• EXERCISE BRIEF: The records that follow need to be output exactly as they are.

• GIVEN DATA:
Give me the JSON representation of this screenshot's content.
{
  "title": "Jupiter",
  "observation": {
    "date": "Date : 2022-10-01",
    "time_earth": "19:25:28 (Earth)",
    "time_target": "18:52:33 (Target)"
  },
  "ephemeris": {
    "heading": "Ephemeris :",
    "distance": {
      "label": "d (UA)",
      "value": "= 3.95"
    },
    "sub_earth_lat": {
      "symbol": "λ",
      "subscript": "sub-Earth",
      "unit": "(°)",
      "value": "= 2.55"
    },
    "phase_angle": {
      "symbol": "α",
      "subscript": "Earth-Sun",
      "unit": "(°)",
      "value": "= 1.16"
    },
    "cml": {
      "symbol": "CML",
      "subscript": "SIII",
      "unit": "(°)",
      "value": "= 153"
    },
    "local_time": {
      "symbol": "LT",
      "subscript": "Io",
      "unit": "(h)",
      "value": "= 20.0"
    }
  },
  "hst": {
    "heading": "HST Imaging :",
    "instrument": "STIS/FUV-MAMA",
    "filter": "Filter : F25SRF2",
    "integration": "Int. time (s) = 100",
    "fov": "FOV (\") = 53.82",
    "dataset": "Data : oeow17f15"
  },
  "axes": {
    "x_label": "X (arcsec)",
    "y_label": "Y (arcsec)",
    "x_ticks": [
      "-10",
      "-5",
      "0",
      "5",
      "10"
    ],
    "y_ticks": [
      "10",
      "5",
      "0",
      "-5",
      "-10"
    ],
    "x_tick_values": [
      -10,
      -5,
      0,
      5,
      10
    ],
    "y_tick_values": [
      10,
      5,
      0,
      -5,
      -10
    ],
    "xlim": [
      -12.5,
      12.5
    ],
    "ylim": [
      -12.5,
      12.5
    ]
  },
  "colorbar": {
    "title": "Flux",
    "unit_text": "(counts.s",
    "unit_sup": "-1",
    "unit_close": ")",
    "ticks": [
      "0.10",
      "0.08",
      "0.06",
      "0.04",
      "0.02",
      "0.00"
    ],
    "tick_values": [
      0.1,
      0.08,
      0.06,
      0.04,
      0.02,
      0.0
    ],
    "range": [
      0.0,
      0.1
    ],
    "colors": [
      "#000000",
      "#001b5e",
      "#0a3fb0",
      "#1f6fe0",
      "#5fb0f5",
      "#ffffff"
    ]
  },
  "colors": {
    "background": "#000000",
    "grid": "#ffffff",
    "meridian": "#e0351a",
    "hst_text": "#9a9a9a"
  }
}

• THE RESPONSE:
Give me the JSON representation of this screenshot's content.
{
  "title": "Jupiter",
  "observation": {
    "date": "Date : 2022-10-01",
    "time_earth": "19:25:28 (Earth)",
    "time_target": "18:52:33 (Target)"
  },
  "ephemeris": {
    "heading": "Ephemeris :",
    "distance": {
      "label": "d (UA)",
      "value": "= 3.95"
    },
    "sub_earth_lat": {
      "symbol": "λ",
      "subscript": "sub-Earth",
      "unit": "(°)",
      "value": "= 2.55"
    },
    "phase_angle": {
      "symbol": "α",
      "subscript": "Earth-Sun",
      "unit": "(°)",
      "value": "= 1.16"
    },
    "cml": {
      "symbol": "CML",
      "subscript": "SIII",
      "unit": "(°)",
      "value": "= 153"
    },
    "local_time": {
      "symbol": "LT",
      "subscript": "Io",
      "unit": "(h)",
      "value": "= 20.0"
    }
  },
  "hst": {
    "heading": "HST Imaging :",
    "instrument": "STIS/FUV-MAMA",
    "filter": "Filter : F25SRF2",
    "integration": "Int. time (s) = 100",
    "fov": "FOV (\") = 53.82",
    "dataset": "Data : oeow17f15"
  },
  "axes": {
    "x_label": "X (arcsec)",
    "y_label": "Y (arcsec)",
    "x_ticks": [
      "-10",
      "-5",
      "0",
      "5",
      "10"
    ],
    "y_ticks": [
      "10",
      "5",
      "0",
      "-5",
      "-10"
    ],
    "x_tick_values": [
      -10,
      -5,
      0,
      5,
      10
    ],
    "y_tick_values": [
      10,
      5,
      0,
      -5,
      -10
    ],
    "xlim": [
      -12.5,
      12.5
    ],
    "ylim": [
      -12.5,
      12.5
    ]
  },
  "colorbar": {
    "title": "Flux",
    "unit_text": "(counts.s",
    "unit_sup": "-1",
    "unit_close": ")",
    "ticks": [
      "0.10",
      "0.08",
      "0.06",
      "0.04",
      "0.02",
      "0.00"
    ],
    "tick_values": [
      0.1,
      0.08,
      0.06,
      0.04,
      0.02,
      0.0
    ],
    "range": [
      0.0,
      0.1
    ],
    "colors": [
      "#000000",
      "#001b5e",
      "#0a3fb0",
      "#1f6fe0",
      "#5fb0f5",
      "#ffffff"
    ]
  },
  "colors": {
    "background": "#000000",
    "grid": "#ffffff",
    "meridian": "#e0351a",
    "hst_text": "#9a9a9a"
  }
}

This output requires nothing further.